# [THE PROBLEM]
Repeat each line word for word.

# [RECORDS SUPPLIED]
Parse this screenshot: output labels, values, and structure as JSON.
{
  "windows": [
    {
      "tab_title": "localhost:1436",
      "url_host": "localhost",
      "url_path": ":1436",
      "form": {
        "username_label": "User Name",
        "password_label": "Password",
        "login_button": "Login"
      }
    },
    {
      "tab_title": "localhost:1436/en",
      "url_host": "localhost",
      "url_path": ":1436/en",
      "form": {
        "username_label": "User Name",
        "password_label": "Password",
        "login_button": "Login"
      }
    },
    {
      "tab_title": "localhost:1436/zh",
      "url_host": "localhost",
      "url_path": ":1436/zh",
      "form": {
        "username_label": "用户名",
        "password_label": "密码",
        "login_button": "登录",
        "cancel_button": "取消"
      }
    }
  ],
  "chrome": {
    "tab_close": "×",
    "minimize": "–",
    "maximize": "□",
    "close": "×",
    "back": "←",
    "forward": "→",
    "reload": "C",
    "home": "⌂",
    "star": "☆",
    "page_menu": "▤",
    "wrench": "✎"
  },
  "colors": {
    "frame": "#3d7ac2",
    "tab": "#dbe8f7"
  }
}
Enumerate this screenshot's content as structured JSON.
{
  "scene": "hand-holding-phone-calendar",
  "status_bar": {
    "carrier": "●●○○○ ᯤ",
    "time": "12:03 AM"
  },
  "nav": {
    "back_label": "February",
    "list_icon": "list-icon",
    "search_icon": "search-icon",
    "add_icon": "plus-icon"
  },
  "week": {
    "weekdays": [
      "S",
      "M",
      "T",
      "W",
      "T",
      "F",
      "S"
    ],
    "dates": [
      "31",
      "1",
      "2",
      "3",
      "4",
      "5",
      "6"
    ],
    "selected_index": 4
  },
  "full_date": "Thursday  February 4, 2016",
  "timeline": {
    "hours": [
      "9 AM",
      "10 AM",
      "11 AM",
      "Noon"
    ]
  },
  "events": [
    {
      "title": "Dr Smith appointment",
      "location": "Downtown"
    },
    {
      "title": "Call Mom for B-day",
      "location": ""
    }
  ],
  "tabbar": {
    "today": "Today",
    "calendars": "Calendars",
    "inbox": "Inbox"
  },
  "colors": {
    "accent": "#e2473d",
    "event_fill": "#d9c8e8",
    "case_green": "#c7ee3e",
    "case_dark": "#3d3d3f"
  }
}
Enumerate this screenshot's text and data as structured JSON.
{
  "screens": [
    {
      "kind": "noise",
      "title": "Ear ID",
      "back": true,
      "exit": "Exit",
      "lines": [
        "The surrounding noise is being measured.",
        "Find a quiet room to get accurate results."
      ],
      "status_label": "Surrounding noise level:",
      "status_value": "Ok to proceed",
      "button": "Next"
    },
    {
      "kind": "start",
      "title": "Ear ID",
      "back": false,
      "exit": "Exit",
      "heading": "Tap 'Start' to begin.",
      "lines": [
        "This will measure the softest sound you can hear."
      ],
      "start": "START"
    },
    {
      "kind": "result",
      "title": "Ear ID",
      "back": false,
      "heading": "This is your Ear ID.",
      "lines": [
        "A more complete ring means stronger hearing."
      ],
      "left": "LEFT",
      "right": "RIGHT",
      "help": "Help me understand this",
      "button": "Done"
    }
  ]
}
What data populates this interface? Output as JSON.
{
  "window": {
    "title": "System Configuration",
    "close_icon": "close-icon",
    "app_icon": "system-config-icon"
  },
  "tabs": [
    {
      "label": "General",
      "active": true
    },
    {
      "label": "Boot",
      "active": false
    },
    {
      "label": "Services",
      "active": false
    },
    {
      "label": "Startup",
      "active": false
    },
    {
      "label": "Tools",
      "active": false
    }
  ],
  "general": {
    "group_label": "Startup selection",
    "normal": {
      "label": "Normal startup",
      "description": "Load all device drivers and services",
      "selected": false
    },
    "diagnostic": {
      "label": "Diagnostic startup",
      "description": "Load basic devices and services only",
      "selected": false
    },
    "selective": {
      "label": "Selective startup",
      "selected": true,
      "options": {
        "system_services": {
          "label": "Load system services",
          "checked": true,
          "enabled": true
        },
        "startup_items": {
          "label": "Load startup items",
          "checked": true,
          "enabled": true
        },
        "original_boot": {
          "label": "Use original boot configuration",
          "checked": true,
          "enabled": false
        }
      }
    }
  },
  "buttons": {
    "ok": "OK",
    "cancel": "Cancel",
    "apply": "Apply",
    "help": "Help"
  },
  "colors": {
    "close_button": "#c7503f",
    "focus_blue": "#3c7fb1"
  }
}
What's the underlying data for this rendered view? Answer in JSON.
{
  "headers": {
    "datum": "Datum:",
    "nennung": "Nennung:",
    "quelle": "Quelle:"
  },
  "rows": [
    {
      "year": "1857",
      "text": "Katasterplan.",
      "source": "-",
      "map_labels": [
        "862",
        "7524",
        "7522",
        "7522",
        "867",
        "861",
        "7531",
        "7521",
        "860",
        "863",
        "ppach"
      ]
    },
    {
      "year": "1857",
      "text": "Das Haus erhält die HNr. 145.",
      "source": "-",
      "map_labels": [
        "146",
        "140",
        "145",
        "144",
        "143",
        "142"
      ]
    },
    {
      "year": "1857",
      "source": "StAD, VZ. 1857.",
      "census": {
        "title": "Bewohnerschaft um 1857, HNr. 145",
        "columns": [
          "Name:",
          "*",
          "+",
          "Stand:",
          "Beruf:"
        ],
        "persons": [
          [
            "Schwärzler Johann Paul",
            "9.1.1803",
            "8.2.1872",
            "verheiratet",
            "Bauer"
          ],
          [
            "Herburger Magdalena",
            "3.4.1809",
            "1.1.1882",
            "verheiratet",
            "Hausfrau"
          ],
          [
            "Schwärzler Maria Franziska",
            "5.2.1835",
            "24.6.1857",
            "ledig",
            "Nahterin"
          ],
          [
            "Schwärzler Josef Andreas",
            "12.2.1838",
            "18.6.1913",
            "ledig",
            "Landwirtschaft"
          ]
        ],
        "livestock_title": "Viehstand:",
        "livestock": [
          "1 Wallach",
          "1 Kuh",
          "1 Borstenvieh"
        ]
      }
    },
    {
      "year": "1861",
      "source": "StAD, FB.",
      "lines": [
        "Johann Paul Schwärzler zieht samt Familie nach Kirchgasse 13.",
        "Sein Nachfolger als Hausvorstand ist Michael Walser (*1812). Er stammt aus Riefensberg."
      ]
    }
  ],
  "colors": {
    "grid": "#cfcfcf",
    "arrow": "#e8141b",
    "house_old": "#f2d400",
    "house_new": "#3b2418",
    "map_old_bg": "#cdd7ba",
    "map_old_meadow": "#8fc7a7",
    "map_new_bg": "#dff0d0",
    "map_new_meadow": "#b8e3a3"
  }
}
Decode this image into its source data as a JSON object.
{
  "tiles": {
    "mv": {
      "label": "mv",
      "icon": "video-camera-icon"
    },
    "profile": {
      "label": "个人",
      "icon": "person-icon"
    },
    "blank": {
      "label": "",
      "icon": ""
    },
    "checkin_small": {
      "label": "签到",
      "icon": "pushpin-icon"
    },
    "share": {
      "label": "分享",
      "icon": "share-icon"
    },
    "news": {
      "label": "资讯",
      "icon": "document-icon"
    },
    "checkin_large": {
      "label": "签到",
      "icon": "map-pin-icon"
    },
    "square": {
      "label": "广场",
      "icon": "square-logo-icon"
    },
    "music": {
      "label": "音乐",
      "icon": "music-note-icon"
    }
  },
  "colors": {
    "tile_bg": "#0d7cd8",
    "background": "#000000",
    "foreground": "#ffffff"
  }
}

# [RESPONSE TO THIS EXERCISE]
Parse this screenshot: output labels, values, and structure as JSON.
{
  "windows": [
    {
      "tab_title": "localhost:1436",
      "url_host": "localhost",
      "url_path": ":1436",
      "form": {
        "username_label": "User Name",
        "password_label": "Password",
        "login_button": "Login"
      }
    },
    {
      "tab_title": "localhost:1436/en",
      "url_host": "localhost",
      "url_path": ":1436/en",
      "form": {
        "username_label": "User Name",
        "password_label": "Password",
        "login_button": "Login"
      }
    },
    {
      "tab_title": "localhost:1436/zh",
      "url_host": "localhost",
      "url_path": ":1436/zh",
      "form": {
        "username_label": "用户名",
        "password_label": "密码",
        "login_button": "登录",
        "cancel_button": "取消"
      }
    }
  ],
  "chrome": {
    "tab_close": "×",
    "minimize": "–",
    "maximize": "□",
    "close": "×",
    "back": "←",
    "forward": "→",
    "reload": "C",
    "home": "⌂",
    "star": "☆",
    "page_menu": "▤",
    "wrench": "✎"
  },
  "colors": {
    "frame": "#3d7ac2",
    "tab": "#dbe8f7"
  }
}
Enumerate this screenshot's content as structured JSON.
{
  "scene": "hand-holding-phone-calendar",
  "status_bar": {
    "carrier": "●●○○○ ᯤ",
    "time": "12:03 AM"
  },
  "nav": {
    "back_label": "February",
    "list_icon": "list-icon",
    "search_icon": "search-icon",
    "add_icon": "plus-icon"
  },
  "week": {
    "weekdays": [
      "S",
      "M",
      "T",
      "W",
      "T",
      "F",
      "S"
    ],
    "dates": [
      "31",
      "1",
      "2",
      "3",
      "4",
      "5",
      "6"
    ],
    "selected_index": 4
  },
  "full_date": "Thursday  February 4, 2016",
  "timeline": {
    "hours": [
      "9 AM",
      "10 AM",
      "11 AM",
      "Noon"
    ]
  },
  "events": [
    {
      "title": "Dr Smith appointment",
      "location": "Downtown"
    },
    {
      "title": "Call Mom for B-day",
      "location": ""
    }
  ],
  "tabbar": {
    "today": "Today",
    "calendars": "Calendars",
    "inbox": "Inbox"
  },
  "colors": {
    "accent": "#e2473d",
    "event_fill": "#d9c8e8",
    "case_green": "#c7ee3e",
    "case_dark": "#3d3d3f"
  }
}
Enumerate this screenshot's text and data as structured JSON.
{
  "screens": [
    {
      "kind": "noise",
      "title": "Ear ID",
      "back": true,
      "exit": "Exit",
      "lines": [
        "The surrounding noise is being measured.",
        "Find a quiet room to get accurate results."
      ],
      "status_label": "Surrounding noise level:",
      "status_value": "Ok to proceed",
      "button": "Next"
    },
    {
      "kind": "start",
      "title": "Ear ID",
      "back": false,
      "exit": "Exit",
      "heading": "Tap 'Start' to begin.",
      "lines": [
        "This will measure the softest sound you can hear."
      ],
      "start": "START"
    },
    {
      "kind": "result",
      "title": "Ear ID",
      "back": false,
      "heading": "This is your Ear ID.",
      "lines": [
        "A more complete ring means stronger hearing."
      ],
      "left": "LEFT",
      "right": "RIGHT",
      "help": "Help me understand this",
      "button": "Done"
    }
  ]
}
What data populates this interface? Output as JSON.
{
  "window": {
    "title": "System Configuration",
    "close_icon": "close-icon",
    "app_icon": "system-config-icon"
  },
  "tabs": [
    {
      "label": "General",
      "active": true
    },
    {
      "label": "Boot",
      "active": false
    },
    {
      "label": "Services",
      "active": false
    },
    {
      "label": "Startup",
      "active": false
    },
    {
      "label": "Tools",
      "active": false
    }
  ],
  "general": {
    "group_label": "Startup selection",
    "normal": {
      "label": "Normal startup",
      "description": "Load all device drivers and services",
      "selected": false
    },
    "diagnostic": {
      "label": "Diagnostic startup",
      "description": "Load basic devices and services only",
      "selected": false
    },
    "selective": {
      "label": "Selective startup",
      "selected": true,
      "options": {
        "system_services": {
          "label": "Load system services",
          "checked": true,
          "enabled": true
        },
        "startup_items": {
          "label": "Load startup items",
          "checked": true,
          "enabled": true
        },
        "original_boot": {
          "label": "Use original boot configuration",
          "checked": true,
          "enabled": false
        }
      }
    }
  },
  "buttons": {
    "ok": "OK",
    "cancel": "Cancel",
    "apply": "Apply",
    "help": "Help"
  },
  "colors": {
    "close_button": "#c7503f",
    "focus_blue": "#3c7fb1"
  }
}
What's the underlying data for this rendered view? Answer in JSON.
{
  "headers": {
    "datum": "Datum:",
    "nennung": "Nennung:",
    "quelle": "Quelle:"
  },
  "rows": [
    {
      "year": "1857",
      "text": "Katasterplan.",
      "source": "-",
      "map_labels": [
        "862",
        "7524",
        "7522",
        "7522",
        "867",
        "861",
        "7531",
        "7521",
        "860",
        "863",
        "ppach"
      ]
    },
    {
      "year": "1857",
      "text": "Das Haus erhält die HNr. 145.",
      "source": "-",
      "map_labels": [
        "146",
        "140",
        "145",
        "144",
        "143",
        "142"
      ]
    },
    {
      "year": "1857",
      "source": "StAD, VZ. 1857.",
      "census": {
        "title": "Bewohnerschaft um 1857, HNr. 145",
        "columns": [
          "Name:",
          "*",
          "+",
          "Stand:",
          "Beruf:"
        ],
        "persons": [
          [
            "Schwärzler Johann Paul",
            "9.1.1803",
            "8.2.1872",
            "verheiratet",
            "Bauer"
          ],
          [
            "Herburger Magdalena",
            "3.4.1809",
            "1.1.1882",
            "verheiratet",
            "Hausfrau"
          ],
          [
            "Schwärzler Maria Franziska",
            "5.2.1835",
            "24.6.1857",
            "ledig",
            "Nahterin"
          ],
          [
            "Schwärzler Josef Andreas",
            "12.2.1838",
            "18.6.1913",
            "ledig",
            "Landwirtschaft"
          ]
        ],
        "livestock_title": "Viehstand:",
        "livestock": [
          "1 Wallach",
          "1 Kuh",
          "1 Borstenvieh"
        ]
      }
    },
    {
      "year": "1861",
      "source": "StAD, FB.",
      "lines": [
        "Johann Paul Schwärzler zieht samt Familie nach Kirchgasse 13.",
        "Sein Nachfolger als Hausvorstand ist Michael Walser (*1812). Er stammt aus Riefensberg."
      ]
    }
  ],
  "colors": {
    "grid": "#cfcfcf",
    "arrow": "#e8141b",
    "house_old": "#f2d400",
    "house_new": "#3b2418",
    "map_old_bg": "#cdd7ba",
    "map_old_meadow": "#8fc7a7",
    "map_new_bg": "#dff0d0",
    "map_new_meadow": "#b8e3a3"
  }
}
Decode this image into its source data as a JSON object.
{
  "tiles": {
    "mv": {
      "label": "mv",
      "icon": "video-camera-icon"
    },
    "profile": {
      "label": "个人",
      "icon": "person-icon"
    },
    "blank": {
      "label": "",
      "icon": ""
    },
    "checkin_small": {
      "label": "签到",
      "icon": "pushpin-icon"
    },
    "share": {
      "label": "分享",
      "icon": "share-icon"
    },
    "news": {
      "label": "资讯",
      "icon": "document-icon"
    },
    "checkin_large": {
      "label": "签到",
      "icon": "map-pin-icon"
    },
    "square": {
      "label": "广场",
      "icon": "square-logo-icon"
    },
    "music": {
      "label": "音乐",
      "icon": "music-note-icon"
    }
  },
  "colors": {
    "tile_bg": "#0d7cd8",
    "background": "#000000",
    "foreground": "#ffffff"
  }
}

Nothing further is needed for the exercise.